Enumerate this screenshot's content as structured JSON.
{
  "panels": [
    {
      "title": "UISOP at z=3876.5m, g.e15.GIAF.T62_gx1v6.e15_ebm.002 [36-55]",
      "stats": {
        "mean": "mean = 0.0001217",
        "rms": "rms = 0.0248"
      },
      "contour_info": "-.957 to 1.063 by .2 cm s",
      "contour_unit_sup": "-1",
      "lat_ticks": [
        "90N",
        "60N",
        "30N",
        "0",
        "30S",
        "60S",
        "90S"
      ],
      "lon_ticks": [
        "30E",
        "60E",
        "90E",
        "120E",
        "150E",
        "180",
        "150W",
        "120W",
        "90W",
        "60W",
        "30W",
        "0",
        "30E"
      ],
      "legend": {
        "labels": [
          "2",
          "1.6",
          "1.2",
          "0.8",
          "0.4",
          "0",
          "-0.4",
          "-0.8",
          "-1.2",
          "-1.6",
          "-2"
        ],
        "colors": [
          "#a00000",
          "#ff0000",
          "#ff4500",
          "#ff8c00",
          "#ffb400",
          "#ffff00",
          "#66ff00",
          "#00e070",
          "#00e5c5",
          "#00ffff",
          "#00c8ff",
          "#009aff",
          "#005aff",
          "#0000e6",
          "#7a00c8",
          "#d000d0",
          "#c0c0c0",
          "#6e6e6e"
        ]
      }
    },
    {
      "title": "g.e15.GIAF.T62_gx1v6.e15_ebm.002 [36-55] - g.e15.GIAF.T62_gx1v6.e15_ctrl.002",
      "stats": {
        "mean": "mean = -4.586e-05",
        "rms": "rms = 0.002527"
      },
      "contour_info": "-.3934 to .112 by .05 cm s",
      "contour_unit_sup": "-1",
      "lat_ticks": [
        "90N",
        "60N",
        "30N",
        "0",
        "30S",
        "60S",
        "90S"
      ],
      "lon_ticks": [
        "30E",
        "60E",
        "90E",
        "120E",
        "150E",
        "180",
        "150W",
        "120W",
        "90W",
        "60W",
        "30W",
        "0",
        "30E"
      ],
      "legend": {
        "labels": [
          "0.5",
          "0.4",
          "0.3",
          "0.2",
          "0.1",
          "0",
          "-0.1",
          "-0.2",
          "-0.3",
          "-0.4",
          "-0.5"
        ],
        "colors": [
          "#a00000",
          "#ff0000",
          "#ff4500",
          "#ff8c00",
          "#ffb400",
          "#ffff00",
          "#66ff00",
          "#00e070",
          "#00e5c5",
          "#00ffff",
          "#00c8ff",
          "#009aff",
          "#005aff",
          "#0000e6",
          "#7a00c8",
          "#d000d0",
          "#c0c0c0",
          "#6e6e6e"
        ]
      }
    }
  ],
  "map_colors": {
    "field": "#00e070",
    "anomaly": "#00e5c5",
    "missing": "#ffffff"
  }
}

....

WORK INSTRUCTIONS
Scan the records for the string "GIAF". Copy each line in which it appears.

FULL ANSWER
      "title": "UISOP at z=3876.5m, g.e15.GIAF.T62_gx1v6.e15_ebm.002 [36-55]",
      "title": "g.e15.GIAF.T62_gx1v6.e15_ebm.002 [36-55] - g.e15.GIAF.T62_gx1v6.e15_ctrl.002",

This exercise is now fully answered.